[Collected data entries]

-=-=-=-=-

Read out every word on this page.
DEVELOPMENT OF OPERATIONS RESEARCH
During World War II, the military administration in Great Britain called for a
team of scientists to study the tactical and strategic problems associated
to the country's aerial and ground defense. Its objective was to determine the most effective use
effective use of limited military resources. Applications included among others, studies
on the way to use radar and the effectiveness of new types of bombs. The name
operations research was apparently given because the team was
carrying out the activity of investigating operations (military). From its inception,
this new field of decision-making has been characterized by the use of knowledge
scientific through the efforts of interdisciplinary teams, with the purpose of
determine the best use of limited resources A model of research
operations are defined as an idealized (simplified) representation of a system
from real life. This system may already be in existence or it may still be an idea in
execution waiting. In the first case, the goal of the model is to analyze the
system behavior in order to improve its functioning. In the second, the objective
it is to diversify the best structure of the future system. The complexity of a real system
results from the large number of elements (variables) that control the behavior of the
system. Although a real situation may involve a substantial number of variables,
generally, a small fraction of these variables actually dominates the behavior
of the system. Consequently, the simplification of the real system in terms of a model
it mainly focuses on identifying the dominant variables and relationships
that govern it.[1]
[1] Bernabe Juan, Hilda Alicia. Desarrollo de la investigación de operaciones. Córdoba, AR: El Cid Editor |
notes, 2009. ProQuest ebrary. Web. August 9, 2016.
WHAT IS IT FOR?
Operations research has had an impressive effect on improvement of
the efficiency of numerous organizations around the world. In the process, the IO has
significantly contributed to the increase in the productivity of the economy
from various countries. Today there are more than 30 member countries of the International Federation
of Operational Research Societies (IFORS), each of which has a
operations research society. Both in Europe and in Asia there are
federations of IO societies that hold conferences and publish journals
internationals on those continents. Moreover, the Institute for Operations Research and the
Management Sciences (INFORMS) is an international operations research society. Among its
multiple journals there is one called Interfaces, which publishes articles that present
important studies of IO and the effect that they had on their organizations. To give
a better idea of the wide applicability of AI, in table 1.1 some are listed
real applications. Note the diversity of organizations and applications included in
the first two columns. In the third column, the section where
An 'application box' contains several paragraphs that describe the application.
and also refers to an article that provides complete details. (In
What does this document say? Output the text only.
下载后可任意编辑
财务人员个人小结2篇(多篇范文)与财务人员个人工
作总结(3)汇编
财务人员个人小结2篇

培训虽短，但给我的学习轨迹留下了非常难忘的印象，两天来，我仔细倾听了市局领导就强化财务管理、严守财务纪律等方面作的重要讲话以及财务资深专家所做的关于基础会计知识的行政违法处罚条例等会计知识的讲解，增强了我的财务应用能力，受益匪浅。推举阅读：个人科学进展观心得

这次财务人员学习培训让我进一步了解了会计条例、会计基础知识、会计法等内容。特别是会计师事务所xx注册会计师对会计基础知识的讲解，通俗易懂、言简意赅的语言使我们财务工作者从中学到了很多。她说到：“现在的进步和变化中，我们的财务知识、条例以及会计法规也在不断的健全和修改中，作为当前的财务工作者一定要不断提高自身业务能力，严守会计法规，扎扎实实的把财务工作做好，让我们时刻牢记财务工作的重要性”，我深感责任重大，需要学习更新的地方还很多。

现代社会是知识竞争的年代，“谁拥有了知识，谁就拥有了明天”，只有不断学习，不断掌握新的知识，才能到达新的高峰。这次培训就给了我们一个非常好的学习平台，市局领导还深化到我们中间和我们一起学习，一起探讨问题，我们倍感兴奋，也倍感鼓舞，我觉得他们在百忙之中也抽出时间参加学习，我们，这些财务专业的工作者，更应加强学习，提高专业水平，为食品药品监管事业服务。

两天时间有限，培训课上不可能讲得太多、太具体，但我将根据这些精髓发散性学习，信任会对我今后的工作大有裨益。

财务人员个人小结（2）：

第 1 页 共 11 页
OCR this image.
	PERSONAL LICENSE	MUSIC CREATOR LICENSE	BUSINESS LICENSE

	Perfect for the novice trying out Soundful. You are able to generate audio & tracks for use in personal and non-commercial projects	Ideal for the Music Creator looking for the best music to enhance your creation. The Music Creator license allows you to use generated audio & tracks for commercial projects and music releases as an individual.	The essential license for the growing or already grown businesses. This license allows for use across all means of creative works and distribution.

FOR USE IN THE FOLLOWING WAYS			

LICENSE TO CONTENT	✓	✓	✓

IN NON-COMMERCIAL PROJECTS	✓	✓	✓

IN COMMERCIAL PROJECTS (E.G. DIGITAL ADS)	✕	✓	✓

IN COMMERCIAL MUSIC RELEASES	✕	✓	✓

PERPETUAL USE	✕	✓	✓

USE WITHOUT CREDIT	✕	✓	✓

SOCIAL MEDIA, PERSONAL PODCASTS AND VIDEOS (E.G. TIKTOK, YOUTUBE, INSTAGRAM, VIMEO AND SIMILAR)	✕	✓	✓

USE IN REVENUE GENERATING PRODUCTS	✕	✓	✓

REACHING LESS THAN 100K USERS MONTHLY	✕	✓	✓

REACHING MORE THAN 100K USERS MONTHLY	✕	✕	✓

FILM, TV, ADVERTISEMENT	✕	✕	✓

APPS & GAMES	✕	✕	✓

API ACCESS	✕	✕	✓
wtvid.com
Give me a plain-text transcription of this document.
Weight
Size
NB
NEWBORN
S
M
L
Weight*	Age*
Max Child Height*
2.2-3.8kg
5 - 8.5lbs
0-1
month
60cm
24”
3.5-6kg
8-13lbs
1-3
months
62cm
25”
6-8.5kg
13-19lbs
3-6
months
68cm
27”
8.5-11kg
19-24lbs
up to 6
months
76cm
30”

-=-=-=-=-

— Description of the task —
Find and copy each line above that includes the string "organizations".

— In response —
the efficiency of numerous organizations around the world. In the process, the IO has
important studies of IO and the effect that they had on their organizations. To give
real applications. Note the diversity of organizations and applications included in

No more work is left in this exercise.